[START OF MATERIAL PROVIDED]

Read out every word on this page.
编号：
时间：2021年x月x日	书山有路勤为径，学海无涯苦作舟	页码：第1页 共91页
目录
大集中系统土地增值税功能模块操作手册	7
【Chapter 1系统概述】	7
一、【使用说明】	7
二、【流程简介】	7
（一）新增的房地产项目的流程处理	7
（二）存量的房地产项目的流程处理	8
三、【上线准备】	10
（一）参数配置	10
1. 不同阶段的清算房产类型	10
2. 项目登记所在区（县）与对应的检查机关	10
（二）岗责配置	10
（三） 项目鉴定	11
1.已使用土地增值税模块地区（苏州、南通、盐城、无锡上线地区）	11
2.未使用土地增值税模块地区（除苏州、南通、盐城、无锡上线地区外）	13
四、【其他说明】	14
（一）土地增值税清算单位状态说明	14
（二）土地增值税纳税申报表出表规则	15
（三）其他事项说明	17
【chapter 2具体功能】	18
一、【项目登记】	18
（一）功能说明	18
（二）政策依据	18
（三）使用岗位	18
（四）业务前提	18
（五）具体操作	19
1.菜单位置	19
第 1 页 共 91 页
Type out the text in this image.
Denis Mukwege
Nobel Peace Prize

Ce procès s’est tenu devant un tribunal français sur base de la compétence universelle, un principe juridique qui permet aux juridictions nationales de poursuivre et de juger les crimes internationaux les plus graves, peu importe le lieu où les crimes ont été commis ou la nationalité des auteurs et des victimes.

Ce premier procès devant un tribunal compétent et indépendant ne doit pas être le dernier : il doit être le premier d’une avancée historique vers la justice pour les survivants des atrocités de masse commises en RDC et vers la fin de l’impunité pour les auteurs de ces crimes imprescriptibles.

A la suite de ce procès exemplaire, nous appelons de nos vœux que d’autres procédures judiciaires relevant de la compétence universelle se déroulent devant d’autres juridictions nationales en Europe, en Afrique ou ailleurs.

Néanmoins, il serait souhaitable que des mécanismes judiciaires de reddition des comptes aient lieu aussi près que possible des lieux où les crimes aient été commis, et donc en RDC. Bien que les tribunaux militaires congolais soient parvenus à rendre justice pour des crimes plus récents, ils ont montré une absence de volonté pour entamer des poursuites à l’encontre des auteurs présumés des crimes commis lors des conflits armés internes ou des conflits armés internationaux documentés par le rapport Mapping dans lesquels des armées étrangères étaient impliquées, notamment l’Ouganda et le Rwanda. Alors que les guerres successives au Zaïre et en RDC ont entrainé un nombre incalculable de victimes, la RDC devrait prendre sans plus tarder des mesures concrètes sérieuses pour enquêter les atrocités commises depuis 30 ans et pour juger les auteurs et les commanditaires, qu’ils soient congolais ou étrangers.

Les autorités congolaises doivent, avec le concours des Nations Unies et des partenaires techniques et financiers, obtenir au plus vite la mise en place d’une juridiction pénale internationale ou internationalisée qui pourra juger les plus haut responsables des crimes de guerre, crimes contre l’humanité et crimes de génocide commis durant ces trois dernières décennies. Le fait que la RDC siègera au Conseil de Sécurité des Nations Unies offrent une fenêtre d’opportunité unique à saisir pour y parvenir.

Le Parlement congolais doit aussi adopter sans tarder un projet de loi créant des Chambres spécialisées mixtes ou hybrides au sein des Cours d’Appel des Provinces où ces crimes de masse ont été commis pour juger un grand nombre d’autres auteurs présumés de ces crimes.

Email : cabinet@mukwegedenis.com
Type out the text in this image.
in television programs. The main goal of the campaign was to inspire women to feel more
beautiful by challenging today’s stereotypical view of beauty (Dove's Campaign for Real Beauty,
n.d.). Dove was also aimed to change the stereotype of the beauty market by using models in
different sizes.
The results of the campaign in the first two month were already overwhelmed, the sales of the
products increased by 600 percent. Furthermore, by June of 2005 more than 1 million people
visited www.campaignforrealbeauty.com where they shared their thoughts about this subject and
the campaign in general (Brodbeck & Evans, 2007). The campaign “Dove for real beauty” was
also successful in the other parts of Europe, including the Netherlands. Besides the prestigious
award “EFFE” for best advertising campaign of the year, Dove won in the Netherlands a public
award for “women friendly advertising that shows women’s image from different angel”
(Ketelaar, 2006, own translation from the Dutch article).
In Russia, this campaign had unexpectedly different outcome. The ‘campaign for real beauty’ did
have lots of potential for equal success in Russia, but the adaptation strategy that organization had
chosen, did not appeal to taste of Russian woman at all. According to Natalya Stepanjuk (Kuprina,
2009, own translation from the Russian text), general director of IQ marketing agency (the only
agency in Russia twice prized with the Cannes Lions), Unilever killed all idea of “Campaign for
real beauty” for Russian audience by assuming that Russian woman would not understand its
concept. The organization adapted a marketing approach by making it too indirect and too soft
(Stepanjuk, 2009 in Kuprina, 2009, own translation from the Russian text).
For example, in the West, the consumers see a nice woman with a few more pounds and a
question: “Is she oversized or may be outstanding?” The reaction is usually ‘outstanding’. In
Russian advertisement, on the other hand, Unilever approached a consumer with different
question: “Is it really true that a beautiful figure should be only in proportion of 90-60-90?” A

[END OF MATERIAL PROVIDED]

# GIVEN INSTRUCTION
Pick out all the lines with the word "different" in them and copy them.

# FULL OUTPUT
different sizes.
award for “women friendly advertising that shows women’s image from different angel”
In Russia, this campaign had unexpectedly different outcome. The ‘campaign for real beauty’ did
Russian advertisement, on the other hand, Unilever approached a consumer with different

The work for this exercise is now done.